Seção de texto
Subjetivismo.
"O tique-taque do relógio soava distante, apenas um som de fundo para suas idéias gritantes. Com os olhos abertos na escuridão da noite e as mãos pousadas no lençol de linho branco, sua mente estava distante. Vazia. Vagava por algum lugar desconhecido entre a consciência e o sonho, o pensamento eufórico e flutuante - flutuante porque não tinha base. Ela sabia que sonhos não se tornavam realidade. Há muito deixara de acreditar em contos de fadas.
Sua vida estava mais para um grande e esquecido livro de romance policial, deixado no fundo de alguma prateleira numa livraria abandonada. E ela era a menina sentada ao lado da prateleira, no escuro, imóvel, quase intangível.
Virou a cabeça para o outro lado e sufocou quase que imediatamente a repetina vontade de estar em outro lugar. Sua cabeça tinha tantas questões... e nenhuma resposta... que confusão!
Ela queria ir embora. Queria fugir. Se pudesse juntar suas roupas numa mala e ir embora num dia em que os pais não estivessem em casa, ah, ela iria... Ou não iria? A incerteza da independência e a certeza do desafio. O medo. A dúvida de quem era.
Ela não queria ir embora.
E, mais uma vez, pensou nele. Quem amava. Amor humano, amor de amor. A dificuldade estava nela ou nele? Era medo, desinteresse, ou falta de amor? A falta de seu sorriso ou a falta de interesse nele?
Mais confusão. E o relógio continuava tiquetaqueando. Seu tempo continuava passando e, mais uma vez, ela afundou a cabeça no travesseiro e tentou não pensar em mais nada. Fechou seus olhos. Abri-los e continuar desejando com todas as suas forças que pudesse entender seu mundo e sua vida só resultaria em horas de sono perdidas e irrecuperáveis."
Também não sei o que quis dizer. Vivo confusa, alegre, triste, incerta, irrelevante, inconstante; não sei.

Registros de dados salvos
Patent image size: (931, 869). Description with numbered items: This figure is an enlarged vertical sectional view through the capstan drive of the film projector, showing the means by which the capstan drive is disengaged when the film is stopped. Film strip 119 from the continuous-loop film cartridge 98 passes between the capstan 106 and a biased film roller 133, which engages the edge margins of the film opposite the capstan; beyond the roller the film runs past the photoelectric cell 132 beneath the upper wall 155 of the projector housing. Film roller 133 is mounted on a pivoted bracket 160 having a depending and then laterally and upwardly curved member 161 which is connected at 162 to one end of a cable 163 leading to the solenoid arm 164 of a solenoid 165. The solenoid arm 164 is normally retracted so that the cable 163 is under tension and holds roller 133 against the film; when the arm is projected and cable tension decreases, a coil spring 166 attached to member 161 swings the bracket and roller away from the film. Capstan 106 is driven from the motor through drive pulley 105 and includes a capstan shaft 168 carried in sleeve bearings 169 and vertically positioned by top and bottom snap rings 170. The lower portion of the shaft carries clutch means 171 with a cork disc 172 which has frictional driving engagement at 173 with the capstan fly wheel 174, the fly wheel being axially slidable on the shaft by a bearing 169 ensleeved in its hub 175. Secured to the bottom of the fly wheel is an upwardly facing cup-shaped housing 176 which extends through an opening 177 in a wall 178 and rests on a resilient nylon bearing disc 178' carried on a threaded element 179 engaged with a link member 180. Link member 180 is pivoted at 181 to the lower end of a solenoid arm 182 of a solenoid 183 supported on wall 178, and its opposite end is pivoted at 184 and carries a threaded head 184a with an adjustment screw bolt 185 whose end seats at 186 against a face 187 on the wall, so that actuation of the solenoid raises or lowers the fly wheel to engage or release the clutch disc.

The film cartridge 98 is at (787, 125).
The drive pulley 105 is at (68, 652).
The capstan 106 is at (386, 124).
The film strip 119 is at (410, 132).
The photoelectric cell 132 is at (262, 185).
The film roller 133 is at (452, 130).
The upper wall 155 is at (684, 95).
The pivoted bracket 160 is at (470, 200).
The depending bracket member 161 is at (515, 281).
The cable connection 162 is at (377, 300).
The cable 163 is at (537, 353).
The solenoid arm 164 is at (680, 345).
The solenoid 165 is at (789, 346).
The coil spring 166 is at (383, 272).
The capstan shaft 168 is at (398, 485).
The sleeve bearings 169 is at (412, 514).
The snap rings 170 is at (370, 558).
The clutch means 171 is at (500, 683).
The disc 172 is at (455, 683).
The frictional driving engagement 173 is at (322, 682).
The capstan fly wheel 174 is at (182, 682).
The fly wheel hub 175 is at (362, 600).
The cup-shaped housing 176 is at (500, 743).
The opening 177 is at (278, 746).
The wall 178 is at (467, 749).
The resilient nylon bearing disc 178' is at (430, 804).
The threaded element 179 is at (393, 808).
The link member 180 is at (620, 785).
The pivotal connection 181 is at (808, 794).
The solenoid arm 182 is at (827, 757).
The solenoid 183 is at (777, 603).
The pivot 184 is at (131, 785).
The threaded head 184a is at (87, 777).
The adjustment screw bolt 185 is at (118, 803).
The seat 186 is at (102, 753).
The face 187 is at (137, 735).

Objetivo do exercício
Retorne, sem qualquer alteração, todo o trecho do texto sobre subjetivismo que vai desde "Sua vida estava" até "imóvel, quase intangível.". Os registros não guardam relação alguma com o texto.

Tarefa concluída
Sua vida estava mais para um grande e esquecido livro de romance policial, deixado no fundo de alguma prateleira numa livraria abandonada. E ela era a menina sentada ao lado da prateleira, no escuro, imóvel, quase intangível.